***** Data section *****

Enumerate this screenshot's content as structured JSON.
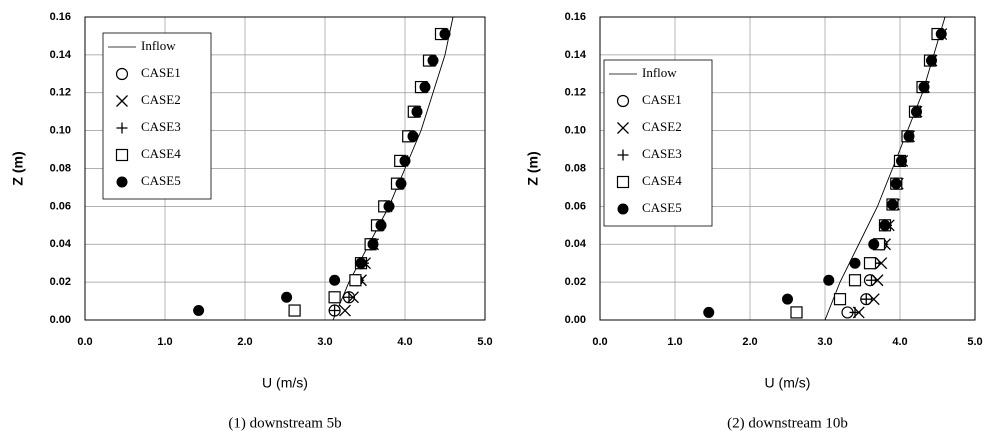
{
  "chart_data": [
    {
      "type": "scatter",
      "caption": "(1) downstream 5b",
      "xlabel": "U (m/s)",
      "ylabel": "Z (m)",
      "xlim": [
        0,
        5
      ],
      "ylim": [
        0,
        0.16
      ],
      "grid": true,
      "legend": "upper left",
      "xticks": [
        {
          "value": 0,
          "label": "0.0"
        },
        {
          "value": 1,
          "label": "1.0"
        },
        {
          "value": 2,
          "label": "2.0"
        },
        {
          "value": 3,
          "label": "3.0"
        },
        {
          "value": 4,
          "label": "4.0"
        },
        {
          "value": 5,
          "label": "5.0"
        }
      ],
      "yticks": [
        {
          "value": 0,
          "label": "0.00"
        },
        {
          "value": 0.02,
          "label": "0.02"
        },
        {
          "value": 0.04,
          "label": "0.04"
        },
        {
          "value": 0.06,
          "label": "0.06"
        },
        {
          "value": 0.08,
          "label": "0.08"
        },
        {
          "value": 0.1,
          "label": "0.10"
        },
        {
          "value": 0.12,
          "label": "0.12"
        },
        {
          "value": 0.14,
          "label": "0.14"
        },
        {
          "value": 0.16,
          "label": "0.16"
        }
      ],
      "series": [
        {
          "name": "Inflow",
          "marker": "line",
          "color": "#000000",
          "x": [
            3.1,
            3.3,
            3.55,
            3.8,
            4.0,
            4.2,
            4.35,
            4.5,
            4.6
          ],
          "values": [
            0,
            0.02,
            0.04,
            0.06,
            0.08,
            0.1,
            0.12,
            0.14,
            0.16
          ]
        },
        {
          "name": "CASE1",
          "marker": "circle-open",
          "color": "#000000",
          "x": [
            3.12,
            3.3,
            3.4,
            3.45,
            3.57,
            3.65,
            3.75,
            3.9,
            3.95,
            4.05,
            4.12,
            4.2,
            4.3,
            4.45
          ],
          "values": [
            0.005,
            0.012,
            0.021,
            0.03,
            0.04,
            0.05,
            0.06,
            0.072,
            0.084,
            0.097,
            0.11,
            0.123,
            0.137,
            0.151
          ]
        },
        {
          "name": "CASE2",
          "marker": "x",
          "color": "#000000",
          "x": [
            3.25,
            3.35,
            3.45,
            3.5,
            3.6,
            3.67,
            3.77,
            3.92,
            3.97,
            4.06,
            4.13,
            4.22,
            4.32,
            4.47
          ],
          "values": [
            0.005,
            0.012,
            0.021,
            0.03,
            0.04,
            0.05,
            0.06,
            0.072,
            0.084,
            0.097,
            0.11,
            0.123,
            0.137,
            0.151
          ]
        },
        {
          "name": "CASE3",
          "marker": "plus",
          "color": "#000000",
          "x": [
            3.12,
            3.3,
            3.42,
            3.48,
            3.58,
            3.66,
            3.76,
            3.91,
            3.96,
            4.05,
            4.12,
            4.21,
            4.31,
            4.46
          ],
          "values": [
            0.005,
            0.012,
            0.021,
            0.03,
            0.04,
            0.05,
            0.06,
            0.072,
            0.084,
            0.097,
            0.11,
            0.123,
            0.137,
            0.151
          ]
        },
        {
          "name": "CASE4",
          "marker": "square-open",
          "color": "#000000",
          "x": [
            2.62,
            3.12,
            3.38,
            3.45,
            3.57,
            3.65,
            3.74,
            3.9,
            3.94,
            4.04,
            4.11,
            4.2,
            4.3,
            4.45
          ],
          "values": [
            0.005,
            0.012,
            0.021,
            0.03,
            0.04,
            0.05,
            0.06,
            0.072,
            0.084,
            0.097,
            0.11,
            0.123,
            0.137,
            0.151
          ]
        },
        {
          "name": "CASE5",
          "marker": "circle-filled",
          "color": "#000000",
          "x": [
            1.42,
            2.52,
            3.12,
            3.45,
            3.6,
            3.7,
            3.8,
            3.95,
            4.0,
            4.1,
            4.15,
            4.25,
            4.35,
            4.5
          ],
          "values": [
            0.005,
            0.012,
            0.021,
            0.03,
            0.04,
            0.05,
            0.06,
            0.072,
            0.084,
            0.097,
            0.11,
            0.123,
            0.137,
            0.151
          ]
        }
      ]
    },
    {
      "type": "scatter",
      "caption": "(2) downstream 10b",
      "xlabel": "U (m/s)",
      "ylabel": "Z (m)",
      "xlim": [
        0,
        5
      ],
      "ylim": [
        0,
        0.16
      ],
      "grid": true,
      "legend": "upper left",
      "xticks": [
        {
          "value": 0,
          "label": "0.0"
        },
        {
          "value": 1,
          "label": "1.0"
        },
        {
          "value": 2,
          "label": "2.0"
        },
        {
          "value": 3,
          "label": "3.0"
        },
        {
          "value": 4,
          "label": "4.0"
        },
        {
          "value": 5,
          "label": "5.0"
        }
      ],
      "yticks": [
        {
          "value": 0,
          "label": "0.00"
        },
        {
          "value": 0.02,
          "label": "0.02"
        },
        {
          "value": 0.04,
          "label": "0.04"
        },
        {
          "value": 0.06,
          "label": "0.06"
        },
        {
          "value": 0.08,
          "label": "0.08"
        },
        {
          "value": 0.1,
          "label": "0.10"
        },
        {
          "value": 0.12,
          "label": "0.12"
        },
        {
          "value": 0.14,
          "label": "0.14"
        },
        {
          "value": 0.16,
          "label": "0.16"
        }
      ],
      "series": [
        {
          "name": "Inflow",
          "marker": "line",
          "color": "#000000",
          "x": [
            3.0,
            3.2,
            3.45,
            3.7,
            3.9,
            4.1,
            4.3,
            4.45,
            4.6
          ],
          "values": [
            0,
            0.02,
            0.04,
            0.06,
            0.08,
            0.1,
            0.12,
            0.14,
            0.16
          ]
        },
        {
          "name": "CASE1",
          "marker": "circle-open",
          "color": "#000000",
          "x": [
            3.3,
            3.55,
            3.6,
            3.65,
            3.75,
            3.8,
            3.9,
            3.95,
            4.0,
            4.1,
            4.2,
            4.3,
            4.4,
            4.5
          ],
          "values": [
            0.004,
            0.011,
            0.021,
            0.03,
            0.04,
            0.05,
            0.061,
            0.072,
            0.084,
            0.097,
            0.11,
            0.123,
            0.137,
            0.151
          ]
        },
        {
          "name": "CASE2",
          "marker": "x",
          "color": "#000000",
          "x": [
            3.45,
            3.65,
            3.7,
            3.75,
            3.8,
            3.85,
            3.92,
            3.97,
            4.03,
            4.12,
            4.22,
            4.32,
            4.42,
            4.55
          ],
          "values": [
            0.004,
            0.011,
            0.021,
            0.03,
            0.04,
            0.05,
            0.061,
            0.072,
            0.084,
            0.097,
            0.11,
            0.123,
            0.137,
            0.151
          ]
        },
        {
          "name": "CASE3",
          "marker": "plus",
          "color": "#000000",
          "x": [
            3.4,
            3.55,
            3.62,
            3.67,
            3.77,
            3.82,
            3.9,
            3.95,
            4.0,
            4.1,
            4.2,
            4.3,
            4.4,
            4.5
          ],
          "values": [
            0.004,
            0.011,
            0.021,
            0.03,
            0.04,
            0.05,
            0.061,
            0.072,
            0.084,
            0.097,
            0.11,
            0.123,
            0.137,
            0.151
          ]
        },
        {
          "name": "CASE4",
          "marker": "square-open",
          "color": "#000000",
          "x": [
            2.62,
            3.2,
            3.4,
            3.6,
            3.72,
            3.8,
            3.9,
            3.95,
            4.0,
            4.1,
            4.2,
            4.3,
            4.4,
            4.5
          ],
          "values": [
            0.004,
            0.011,
            0.021,
            0.03,
            0.04,
            0.05,
            0.061,
            0.072,
            0.084,
            0.097,
            0.11,
            0.123,
            0.137,
            0.151
          ]
        },
        {
          "name": "CASE5",
          "marker": "circle-filled",
          "color": "#000000",
          "x": [
            1.45,
            2.5,
            3.05,
            3.4,
            3.65,
            3.8,
            3.9,
            3.95,
            4.02,
            4.12,
            4.22,
            4.32,
            4.42,
            4.55
          ],
          "values": [
            0.004,
            0.011,
            0.021,
            0.03,
            0.04,
            0.05,
            0.061,
            0.072,
            0.084,
            0.097,
            0.11,
            0.123,
            0.137,
            0.151
          ]
        }
      ]
    }
  ]
}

*****

● **What you have to do**
Report how many lines in these entries contain "downstream". Answer with the number only.

● **Response to this task**
2